Count, in the entries, the lines with "SRMTID". Answer with the number only.

━━━━━━━━━━━━━━━━━━━━━━━━━━━━━━

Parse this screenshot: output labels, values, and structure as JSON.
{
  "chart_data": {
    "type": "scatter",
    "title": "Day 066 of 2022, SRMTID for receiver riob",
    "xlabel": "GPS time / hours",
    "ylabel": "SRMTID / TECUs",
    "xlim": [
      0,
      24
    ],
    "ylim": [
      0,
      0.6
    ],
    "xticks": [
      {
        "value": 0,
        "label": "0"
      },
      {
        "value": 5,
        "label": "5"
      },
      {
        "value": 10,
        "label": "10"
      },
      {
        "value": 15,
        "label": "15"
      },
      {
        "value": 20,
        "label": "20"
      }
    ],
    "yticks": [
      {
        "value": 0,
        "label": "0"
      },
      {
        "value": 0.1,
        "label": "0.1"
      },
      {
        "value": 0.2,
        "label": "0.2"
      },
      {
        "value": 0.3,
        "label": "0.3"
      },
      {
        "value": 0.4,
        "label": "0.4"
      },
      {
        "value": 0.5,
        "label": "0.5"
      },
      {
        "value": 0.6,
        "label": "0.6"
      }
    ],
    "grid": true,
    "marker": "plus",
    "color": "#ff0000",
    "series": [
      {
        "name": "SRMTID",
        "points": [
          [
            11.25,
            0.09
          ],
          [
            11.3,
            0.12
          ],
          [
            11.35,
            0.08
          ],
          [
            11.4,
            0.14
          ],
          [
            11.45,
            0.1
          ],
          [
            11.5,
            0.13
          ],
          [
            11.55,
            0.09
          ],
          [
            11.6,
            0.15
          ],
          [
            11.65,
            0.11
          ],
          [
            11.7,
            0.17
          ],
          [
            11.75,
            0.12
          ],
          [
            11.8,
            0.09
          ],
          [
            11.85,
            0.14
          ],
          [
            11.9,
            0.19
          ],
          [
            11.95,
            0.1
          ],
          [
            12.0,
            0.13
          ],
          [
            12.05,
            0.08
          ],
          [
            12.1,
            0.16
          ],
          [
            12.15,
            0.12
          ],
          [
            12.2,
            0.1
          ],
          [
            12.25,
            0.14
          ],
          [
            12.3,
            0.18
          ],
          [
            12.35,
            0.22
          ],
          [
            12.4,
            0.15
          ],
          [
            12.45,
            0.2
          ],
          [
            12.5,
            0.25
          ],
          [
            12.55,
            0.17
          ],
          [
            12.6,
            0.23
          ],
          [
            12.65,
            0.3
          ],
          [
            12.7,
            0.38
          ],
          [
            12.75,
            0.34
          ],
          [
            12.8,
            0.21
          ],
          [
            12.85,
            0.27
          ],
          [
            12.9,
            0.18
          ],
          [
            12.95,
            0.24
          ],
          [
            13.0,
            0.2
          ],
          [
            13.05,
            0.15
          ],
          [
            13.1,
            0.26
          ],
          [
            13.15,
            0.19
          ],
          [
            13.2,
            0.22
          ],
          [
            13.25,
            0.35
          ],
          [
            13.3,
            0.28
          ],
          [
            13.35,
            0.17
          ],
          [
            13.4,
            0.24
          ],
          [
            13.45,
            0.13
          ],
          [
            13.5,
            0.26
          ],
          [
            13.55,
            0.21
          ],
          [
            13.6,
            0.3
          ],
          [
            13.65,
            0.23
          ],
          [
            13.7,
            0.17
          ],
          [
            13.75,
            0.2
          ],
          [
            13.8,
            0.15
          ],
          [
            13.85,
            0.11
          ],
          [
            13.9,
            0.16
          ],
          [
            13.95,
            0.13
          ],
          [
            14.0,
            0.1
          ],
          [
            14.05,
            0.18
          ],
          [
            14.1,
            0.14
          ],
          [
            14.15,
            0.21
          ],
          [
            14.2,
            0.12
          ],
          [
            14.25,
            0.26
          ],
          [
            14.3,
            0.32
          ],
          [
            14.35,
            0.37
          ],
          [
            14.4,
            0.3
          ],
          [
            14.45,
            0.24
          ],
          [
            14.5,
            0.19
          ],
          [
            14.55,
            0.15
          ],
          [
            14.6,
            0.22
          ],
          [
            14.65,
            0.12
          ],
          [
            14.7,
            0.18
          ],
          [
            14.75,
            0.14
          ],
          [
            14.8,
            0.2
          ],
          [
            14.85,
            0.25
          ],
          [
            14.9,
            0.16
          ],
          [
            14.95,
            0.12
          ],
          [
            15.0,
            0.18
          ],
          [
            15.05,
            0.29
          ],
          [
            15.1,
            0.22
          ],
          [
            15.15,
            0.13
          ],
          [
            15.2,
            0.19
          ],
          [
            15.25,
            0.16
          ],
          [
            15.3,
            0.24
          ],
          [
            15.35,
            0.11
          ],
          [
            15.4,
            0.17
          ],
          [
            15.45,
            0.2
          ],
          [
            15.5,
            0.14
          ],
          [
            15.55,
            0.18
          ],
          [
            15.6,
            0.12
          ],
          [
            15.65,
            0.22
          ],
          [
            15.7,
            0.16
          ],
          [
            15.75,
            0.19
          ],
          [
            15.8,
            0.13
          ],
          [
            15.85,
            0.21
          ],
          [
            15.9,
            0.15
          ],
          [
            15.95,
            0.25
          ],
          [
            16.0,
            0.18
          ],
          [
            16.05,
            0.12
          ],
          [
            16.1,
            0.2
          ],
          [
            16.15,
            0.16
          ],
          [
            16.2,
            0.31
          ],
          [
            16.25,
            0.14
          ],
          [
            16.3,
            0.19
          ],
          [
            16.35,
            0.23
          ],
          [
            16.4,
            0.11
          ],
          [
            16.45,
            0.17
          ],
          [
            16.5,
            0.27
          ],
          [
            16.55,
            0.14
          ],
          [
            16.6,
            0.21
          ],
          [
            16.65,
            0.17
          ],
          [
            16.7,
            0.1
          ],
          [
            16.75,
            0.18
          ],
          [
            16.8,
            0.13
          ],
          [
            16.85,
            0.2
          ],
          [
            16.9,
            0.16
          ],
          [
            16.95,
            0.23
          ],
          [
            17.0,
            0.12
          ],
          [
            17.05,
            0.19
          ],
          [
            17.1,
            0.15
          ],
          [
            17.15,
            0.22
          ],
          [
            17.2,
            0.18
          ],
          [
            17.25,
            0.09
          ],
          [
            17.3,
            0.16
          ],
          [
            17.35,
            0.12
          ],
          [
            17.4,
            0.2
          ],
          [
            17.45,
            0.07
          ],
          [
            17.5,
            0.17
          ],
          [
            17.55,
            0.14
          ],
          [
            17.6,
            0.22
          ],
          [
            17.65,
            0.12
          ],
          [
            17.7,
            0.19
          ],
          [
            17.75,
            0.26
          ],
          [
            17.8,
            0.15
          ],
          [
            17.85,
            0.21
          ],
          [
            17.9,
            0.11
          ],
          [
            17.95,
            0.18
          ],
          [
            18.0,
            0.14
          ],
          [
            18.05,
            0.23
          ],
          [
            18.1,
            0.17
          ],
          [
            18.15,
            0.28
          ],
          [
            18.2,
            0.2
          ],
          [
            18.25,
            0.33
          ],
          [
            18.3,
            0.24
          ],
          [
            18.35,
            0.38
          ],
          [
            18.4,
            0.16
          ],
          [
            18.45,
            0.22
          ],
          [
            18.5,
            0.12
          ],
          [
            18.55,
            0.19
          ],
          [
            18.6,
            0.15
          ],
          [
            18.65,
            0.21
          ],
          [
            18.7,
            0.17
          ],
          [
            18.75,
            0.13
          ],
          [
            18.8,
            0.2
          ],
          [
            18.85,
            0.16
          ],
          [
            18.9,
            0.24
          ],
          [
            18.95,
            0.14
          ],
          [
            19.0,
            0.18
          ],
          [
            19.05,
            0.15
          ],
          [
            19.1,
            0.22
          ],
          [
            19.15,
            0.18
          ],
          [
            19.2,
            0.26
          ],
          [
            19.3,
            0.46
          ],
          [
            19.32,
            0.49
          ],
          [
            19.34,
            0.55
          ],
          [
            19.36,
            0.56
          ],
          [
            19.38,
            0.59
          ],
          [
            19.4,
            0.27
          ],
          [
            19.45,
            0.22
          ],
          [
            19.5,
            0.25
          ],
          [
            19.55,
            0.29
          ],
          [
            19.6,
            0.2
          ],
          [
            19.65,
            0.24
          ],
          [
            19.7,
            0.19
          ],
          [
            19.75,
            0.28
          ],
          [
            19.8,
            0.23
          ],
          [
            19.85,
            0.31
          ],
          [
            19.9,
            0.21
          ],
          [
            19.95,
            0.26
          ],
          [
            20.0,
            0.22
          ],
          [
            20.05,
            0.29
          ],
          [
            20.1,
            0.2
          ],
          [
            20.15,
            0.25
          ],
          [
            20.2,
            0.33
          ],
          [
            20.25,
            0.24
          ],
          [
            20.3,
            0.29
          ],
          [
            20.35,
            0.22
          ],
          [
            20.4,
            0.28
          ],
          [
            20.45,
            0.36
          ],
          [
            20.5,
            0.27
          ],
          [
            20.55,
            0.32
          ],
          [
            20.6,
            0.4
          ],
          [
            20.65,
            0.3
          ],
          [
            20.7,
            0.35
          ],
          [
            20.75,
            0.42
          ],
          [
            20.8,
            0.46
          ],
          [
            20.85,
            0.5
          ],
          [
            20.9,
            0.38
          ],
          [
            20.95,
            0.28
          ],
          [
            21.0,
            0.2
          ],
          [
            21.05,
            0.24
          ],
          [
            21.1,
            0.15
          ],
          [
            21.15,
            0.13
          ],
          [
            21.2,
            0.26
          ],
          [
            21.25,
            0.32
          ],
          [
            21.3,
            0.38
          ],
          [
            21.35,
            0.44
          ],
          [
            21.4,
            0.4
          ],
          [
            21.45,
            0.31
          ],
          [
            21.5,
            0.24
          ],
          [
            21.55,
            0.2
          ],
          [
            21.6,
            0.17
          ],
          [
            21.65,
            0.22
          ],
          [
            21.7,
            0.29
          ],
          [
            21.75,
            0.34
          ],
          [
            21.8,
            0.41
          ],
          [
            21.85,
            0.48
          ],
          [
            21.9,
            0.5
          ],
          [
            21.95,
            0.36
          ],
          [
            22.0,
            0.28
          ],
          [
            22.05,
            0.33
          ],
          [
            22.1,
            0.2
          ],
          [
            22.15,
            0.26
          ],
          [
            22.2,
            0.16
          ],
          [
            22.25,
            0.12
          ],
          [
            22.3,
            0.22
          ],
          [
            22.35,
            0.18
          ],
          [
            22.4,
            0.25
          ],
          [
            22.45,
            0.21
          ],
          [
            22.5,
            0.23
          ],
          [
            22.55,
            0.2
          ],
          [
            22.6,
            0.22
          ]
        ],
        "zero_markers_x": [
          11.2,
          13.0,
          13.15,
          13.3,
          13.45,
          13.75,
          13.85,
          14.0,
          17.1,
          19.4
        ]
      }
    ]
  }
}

━━━━━━━━━━━━━━━━━━━━━━━━━━━━━━

▶ FINISHED ANSWER:
3